Data records:
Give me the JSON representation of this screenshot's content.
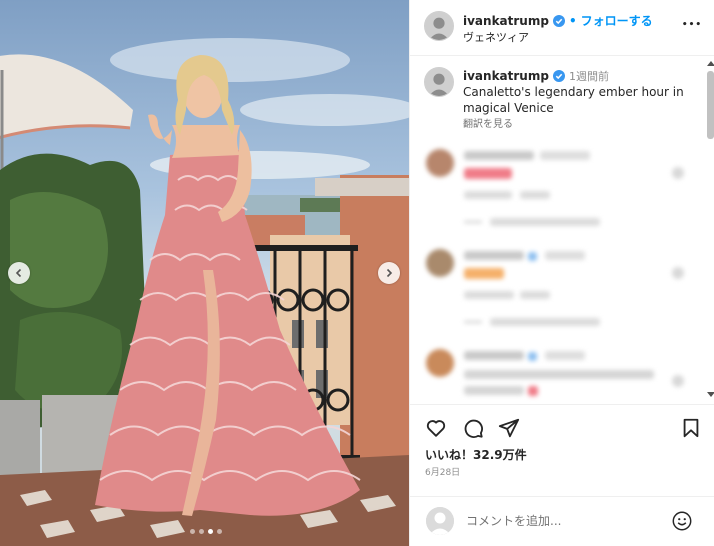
{
  "post": {
    "username": "ivankatrump",
    "separator": "•",
    "follow_label": "フォローする",
    "location": "ヴェネツィア",
    "more_label": "•••"
  },
  "caption": {
    "username": "ivankatrump",
    "time": "1週間前",
    "text": "Canaletto's legendary ember hour in magical Venice",
    "translate_label": "翻訳を見る"
  },
  "stats": {
    "likes": "いいね！32.9万件",
    "date": "6月28日"
  },
  "comment_box": {
    "placeholder": "コメントを追加..."
  },
  "carousel": {
    "slide_count": 4,
    "active_index": 2
  },
  "colors": {
    "accent": "#0095f6",
    "verified": "#3897f0"
  }
}
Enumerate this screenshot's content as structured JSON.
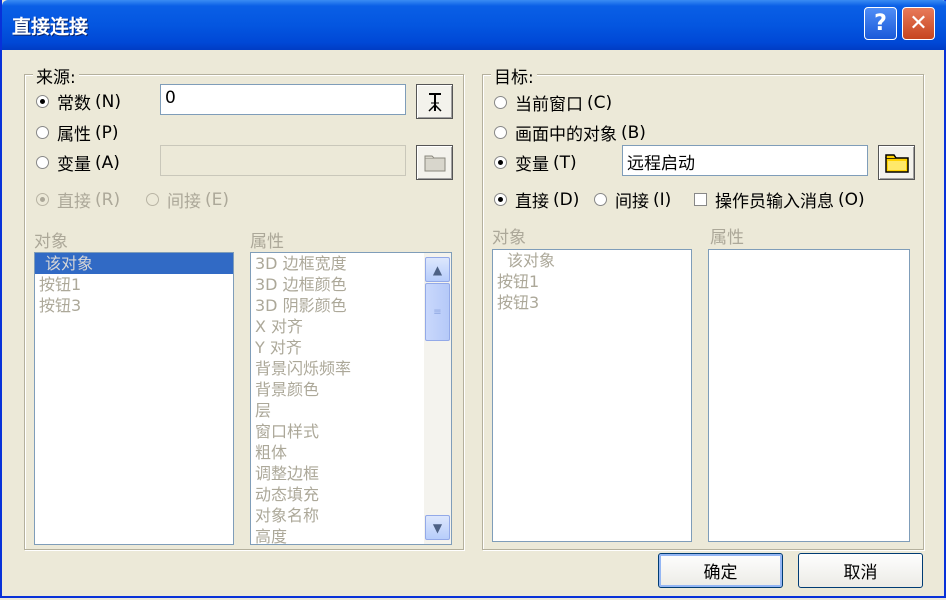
{
  "window": {
    "title": "直接连接"
  },
  "source": {
    "label": "来源:",
    "options": [
      {
        "label": "常数",
        "shortcut": "(N)",
        "checked": true,
        "enabled": true
      },
      {
        "label": "属性",
        "shortcut": "(P)",
        "checked": false,
        "enabled": true
      },
      {
        "label": "变量",
        "shortcut": "(A)",
        "checked": false,
        "enabled": true
      }
    ],
    "constant_value": "0",
    "variable_value": "",
    "direct": {
      "label": "直接",
      "shortcut": "(R)",
      "checked": true,
      "enabled": false
    },
    "indirect": {
      "label": "间接",
      "shortcut": "(E)",
      "checked": false,
      "enabled": false
    },
    "objects_header": "对象",
    "properties_header": "属性",
    "objects": [
      "该对象",
      "按钮1",
      "按钮3"
    ],
    "properties": [
      "3D 边框宽度",
      "3D 边框颜色",
      "3D 阴影颜色",
      "X 对齐",
      "Y 对齐",
      "背景闪烁频率",
      "背景颜色",
      "层",
      "窗口样式",
      "粗体",
      "调整边框",
      "动态填充",
      "对象名称",
      "高度"
    ]
  },
  "target": {
    "label": "目标:",
    "options": [
      {
        "label": "当前窗口",
        "shortcut": "(C)",
        "checked": false
      },
      {
        "label": "画面中的对象",
        "shortcut": "(B)",
        "checked": false
      },
      {
        "label": "变量",
        "shortcut": "(T)",
        "checked": true
      }
    ],
    "variable_value": "远程启动",
    "direct": {
      "label": "直接",
      "shortcut": "(D)",
      "checked": true
    },
    "indirect": {
      "label": "间接",
      "shortcut": "(I)",
      "checked": false
    },
    "operator_msg": {
      "label": "操作员输入消息",
      "shortcut": "(O)",
      "checked": false
    },
    "objects_header": "对象",
    "properties_header": "属性",
    "objects": [
      "该对象",
      "按钮1",
      "按钮3"
    ]
  },
  "buttons": {
    "ok": "确定",
    "cancel": "取消"
  },
  "icons": {
    "help": "?",
    "close": "✕"
  }
}
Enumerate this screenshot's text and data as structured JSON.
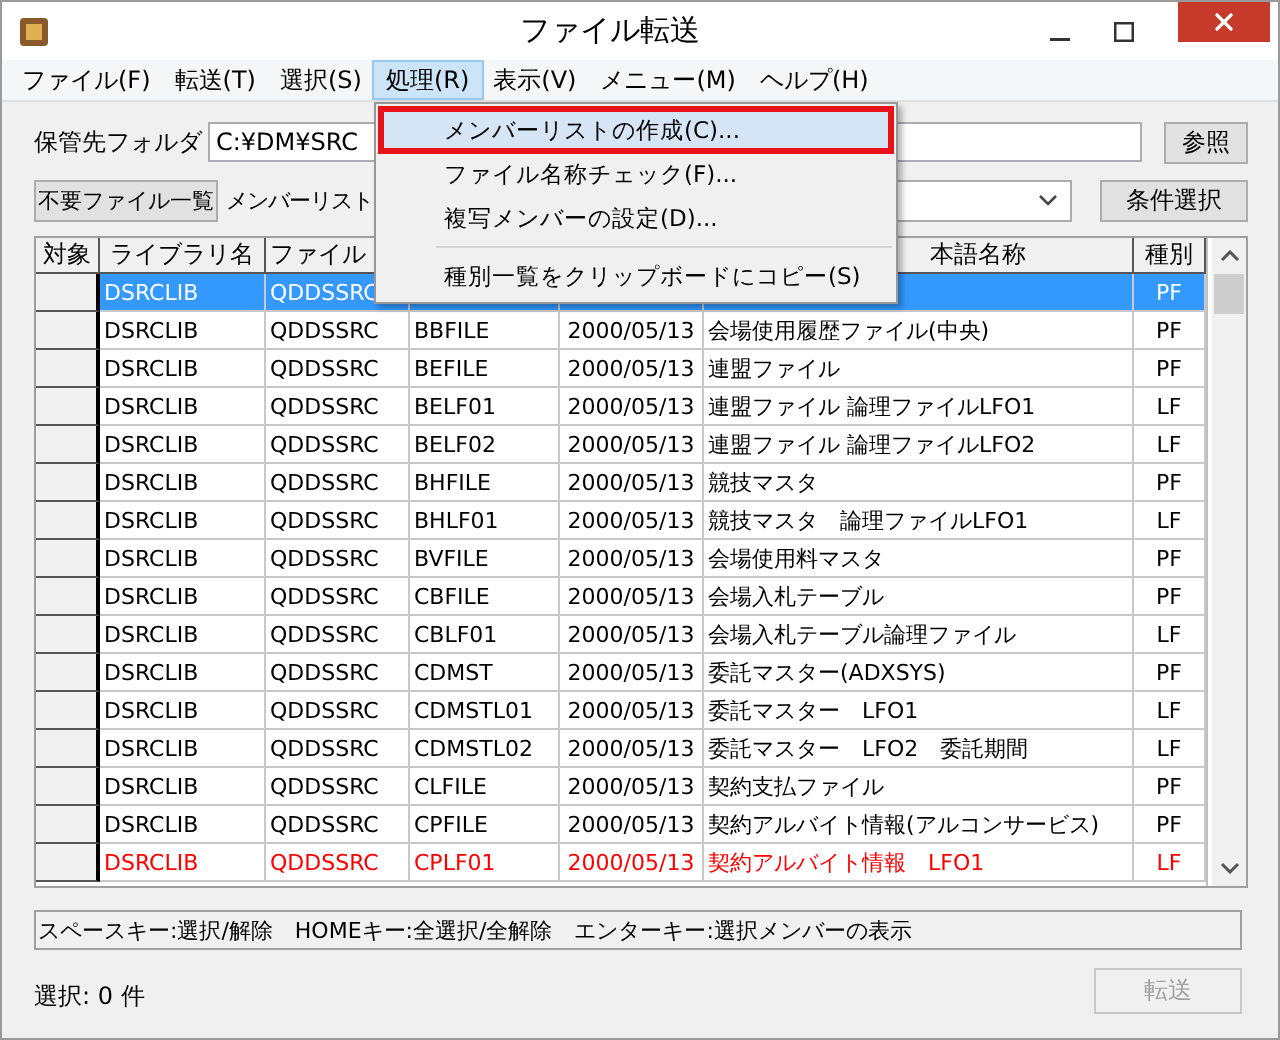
{
  "window": {
    "title": "ファイル転送"
  },
  "menu_bar": [
    {
      "label": "ファイル(F)",
      "selected": false
    },
    {
      "label": "転送(T)",
      "selected": false
    },
    {
      "label": "選択(S)",
      "selected": false
    },
    {
      "label": "処理(R)",
      "selected": true
    },
    {
      "label": "表示(V)",
      "selected": false
    },
    {
      "label": "メニュー(M)",
      "selected": false
    },
    {
      "label": "ヘルプ(H)",
      "selected": false
    }
  ],
  "folder": {
    "label": "保管先フォルダ",
    "value": "C:¥DM¥SRC",
    "browse_button": "参照"
  },
  "filter": {
    "unneeded_button": "不要ファイル一覧",
    "member_list_label": "メンバーリスト",
    "condition_button": "条件選択"
  },
  "dropdown_menu": [
    {
      "kind": "item",
      "label": "メンバーリストの作成(C)...",
      "selected": true
    },
    {
      "kind": "item",
      "label": "ファイル名称チェック(F)...",
      "selected": false
    },
    {
      "kind": "item",
      "label": "複写メンバーの設定(D)...",
      "selected": false
    },
    {
      "kind": "separator"
    },
    {
      "kind": "item",
      "label": "種別一覧をクリップボードにコピー(S)",
      "selected": false
    }
  ],
  "table": {
    "header": {
      "target": "対象",
      "library": "ライブラリ名",
      "file": "ファイル",
      "name": "本語名称",
      "type": "種別"
    },
    "rows": [
      {
        "library": "DSRCLIB",
        "file": "QDDSSRC",
        "type": "PF",
        "selected": true,
        "flagged": false
      },
      {
        "library": "DSRCLIB",
        "file": "QDDSSRC",
        "member": "BBFILE",
        "date": "2000/05/13",
        "name": "会場使用履歴ファイル(中央)",
        "type": "PF",
        "selected": false,
        "flagged": false
      },
      {
        "library": "DSRCLIB",
        "file": "QDDSSRC",
        "member": "BEFILE",
        "date": "2000/05/13",
        "name": "連盟ファイル",
        "type": "PF",
        "selected": false,
        "flagged": false
      },
      {
        "library": "DSRCLIB",
        "file": "QDDSSRC",
        "member": "BELF01",
        "date": "2000/05/13",
        "name": "連盟ファイル 論理ファイルLFO1",
        "type": "LF",
        "selected": false,
        "flagged": false
      },
      {
        "library": "DSRCLIB",
        "file": "QDDSSRC",
        "member": "BELF02",
        "date": "2000/05/13",
        "name": "連盟ファイル 論理ファイルLFO2",
        "type": "LF",
        "selected": false,
        "flagged": false
      },
      {
        "library": "DSRCLIB",
        "file": "QDDSSRC",
        "member": "BHFILE",
        "date": "2000/05/13",
        "name": "競技マスタ",
        "type": "PF",
        "selected": false,
        "flagged": false
      },
      {
        "library": "DSRCLIB",
        "file": "QDDSSRC",
        "member": "BHLF01",
        "date": "2000/05/13",
        "name": "競技マスタ　論理ファイルLFO1",
        "type": "LF",
        "selected": false,
        "flagged": false
      },
      {
        "library": "DSRCLIB",
        "file": "QDDSSRC",
        "member": "BVFILE",
        "date": "2000/05/13",
        "name": "会場使用料マスタ",
        "type": "PF",
        "selected": false,
        "flagged": false
      },
      {
        "library": "DSRCLIB",
        "file": "QDDSSRC",
        "member": "CBFILE",
        "date": "2000/05/13",
        "name": "会場入札テーブル",
        "type": "PF",
        "selected": false,
        "flagged": false
      },
      {
        "library": "DSRCLIB",
        "file": "QDDSSRC",
        "member": "CBLF01",
        "date": "2000/05/13",
        "name": "会場入札テーブル論理ファイル",
        "type": "LF",
        "selected": false,
        "flagged": false
      },
      {
        "library": "DSRCLIB",
        "file": "QDDSSRC",
        "member": "CDMST",
        "date": "2000/05/13",
        "name": "委託マスター(ADXSYS)",
        "type": "PF",
        "selected": false,
        "flagged": false
      },
      {
        "library": "DSRCLIB",
        "file": "QDDSSRC",
        "member": "CDMSTL01",
        "date": "2000/05/13",
        "name": "委託マスター　LFO1",
        "type": "LF",
        "selected": false,
        "flagged": false
      },
      {
        "library": "DSRCLIB",
        "file": "QDDSSRC",
        "member": "CDMSTL02",
        "date": "2000/05/13",
        "name": "委託マスター　LFO2　委託期間",
        "type": "LF",
        "selected": false,
        "flagged": false
      },
      {
        "library": "DSRCLIB",
        "file": "QDDSSRC",
        "member": "CLFILE",
        "date": "2000/05/13",
        "name": "契約支払ファイル",
        "type": "PF",
        "selected": false,
        "flagged": false
      },
      {
        "library": "DSRCLIB",
        "file": "QDDSSRC",
        "member": "CPFILE",
        "date": "2000/05/13",
        "name": "契約アルバイト情報(アルコンサービス)",
        "type": "PF",
        "selected": false,
        "flagged": false
      },
      {
        "library": "DSRCLIB",
        "file": "QDDSSRC",
        "member": "CPLF01",
        "date": "2000/05/13",
        "name": "契約アルバイト情報　LFO1",
        "type": "LF",
        "selected": false,
        "flagged": true
      }
    ]
  },
  "hint_bar": "スペースキー:選択/解除　HOMEキー:全選択/全解除　エンターキー:選択メンバーの表示",
  "status": "選択: 0 件",
  "transfer_button": {
    "label": "転送",
    "disabled": true
  }
}
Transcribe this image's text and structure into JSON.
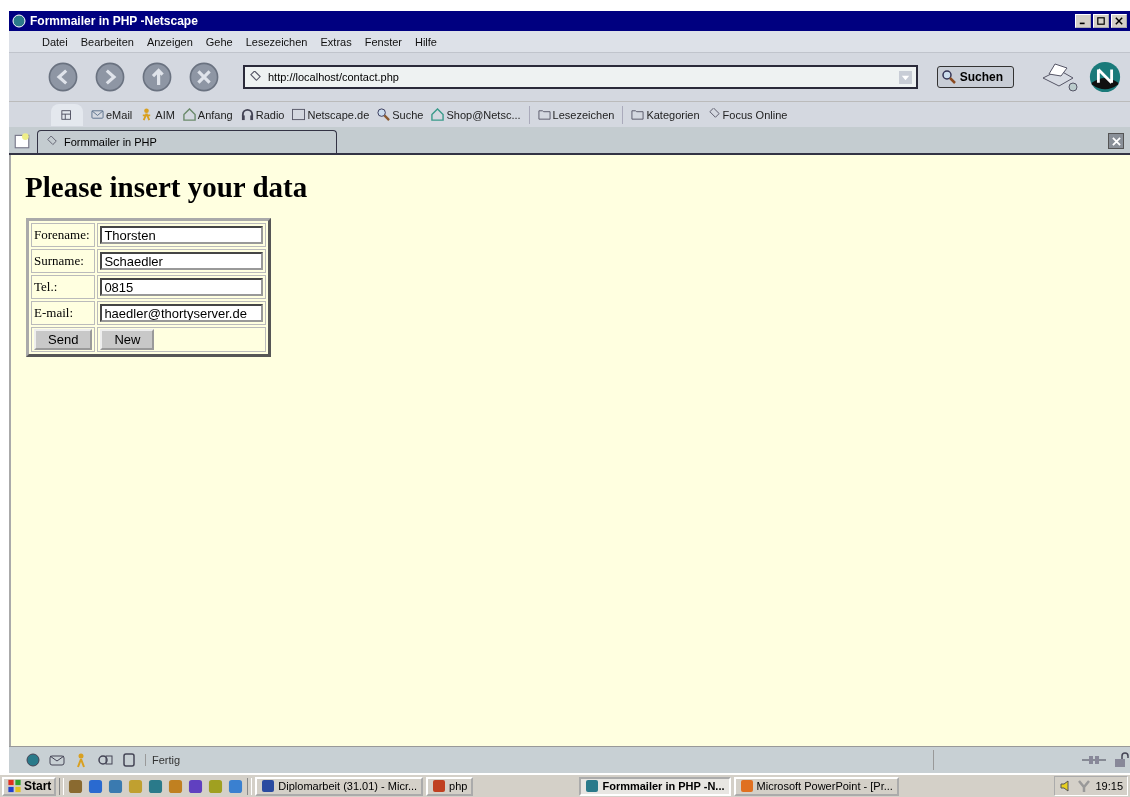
{
  "window": {
    "title": "Formmailer in PHP -Netscape"
  },
  "menu": [
    "Datei",
    "Bearbeiten",
    "Anzeigen",
    "Gehe",
    "Lesezeichen",
    "Extras",
    "Fenster",
    "Hilfe"
  ],
  "navigation": {
    "url": "http://localhost/contact.php",
    "search_button": "Suchen"
  },
  "personal_toolbar": [
    {
      "label": "eMail",
      "kind": "mail"
    },
    {
      "label": "AIM",
      "kind": "aim"
    },
    {
      "label": "Anfang",
      "kind": "home"
    },
    {
      "label": "Radio",
      "kind": "radio"
    },
    {
      "label": "Netscape.de",
      "kind": "my"
    },
    {
      "label": "Suche",
      "kind": "search"
    },
    {
      "label": "Shop@Netsc...",
      "kind": "shop"
    },
    {
      "label": "Lesezeichen",
      "kind": "folder"
    },
    {
      "label": "Kategorien",
      "kind": "folder"
    },
    {
      "label": "Focus Online",
      "kind": "bookmark"
    }
  ],
  "tab": {
    "label": "Formmailer in PHP"
  },
  "page": {
    "heading": "Please insert your data",
    "fields": [
      {
        "label": "Forename:",
        "value": "Thorsten"
      },
      {
        "label": "Surname:",
        "value": "Schaedler"
      },
      {
        "label": "Tel.:",
        "value": "0815"
      },
      {
        "label": "E-mail:",
        "value": "haedler@thortyserver.de"
      }
    ],
    "buttons": [
      "Send",
      "New"
    ]
  },
  "status_bar": {
    "text": "Fertig"
  },
  "taskbar": {
    "start": "Start",
    "tasks": [
      {
        "label": "Diplomarbeit (31.01) - Micr...",
        "kind": "word",
        "selected": false
      },
      {
        "label": "php",
        "kind": "folder",
        "selected": false
      },
      {
        "label": "Formmailer in PHP -N...",
        "kind": "netscape",
        "selected": true
      },
      {
        "label": "Microsoft PowerPoint - [Pr...",
        "kind": "powerpoint",
        "selected": false
      }
    ],
    "clock": "19:15"
  }
}
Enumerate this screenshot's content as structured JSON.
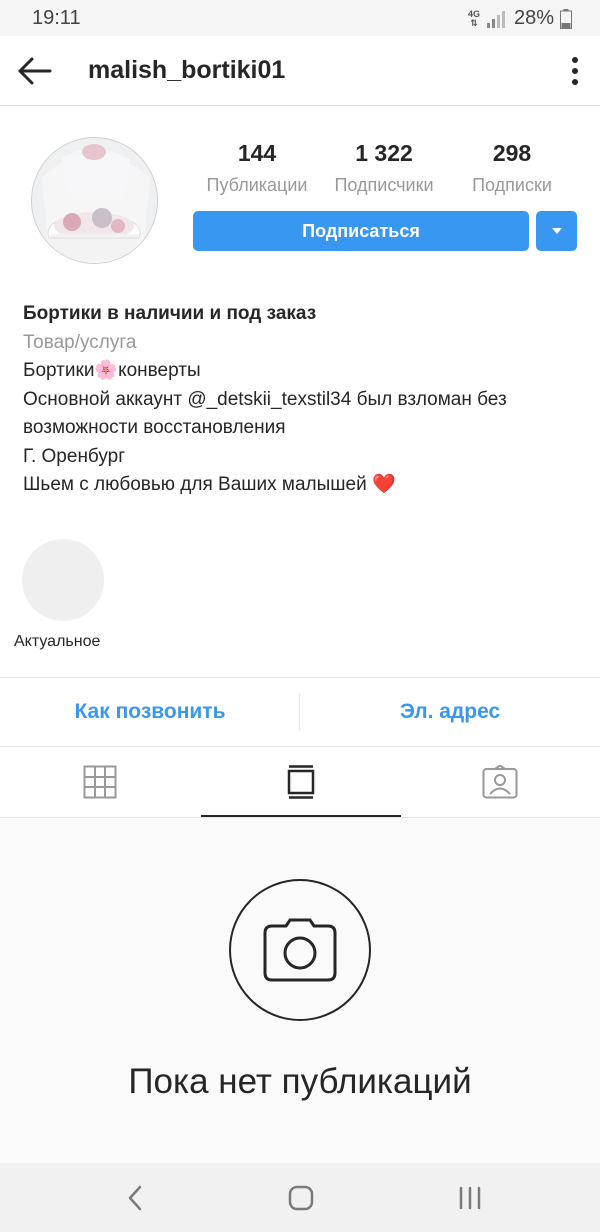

§ THE PROBLEM
Read the entries and pick out all lines that include the word "Formmailer".

§ REPLY TO THE TASK
    "title": "Formmailer in PHP -Netscape"
    "label": "Formmailer in PHP"
        "label": "Formmailer in PHP -N...",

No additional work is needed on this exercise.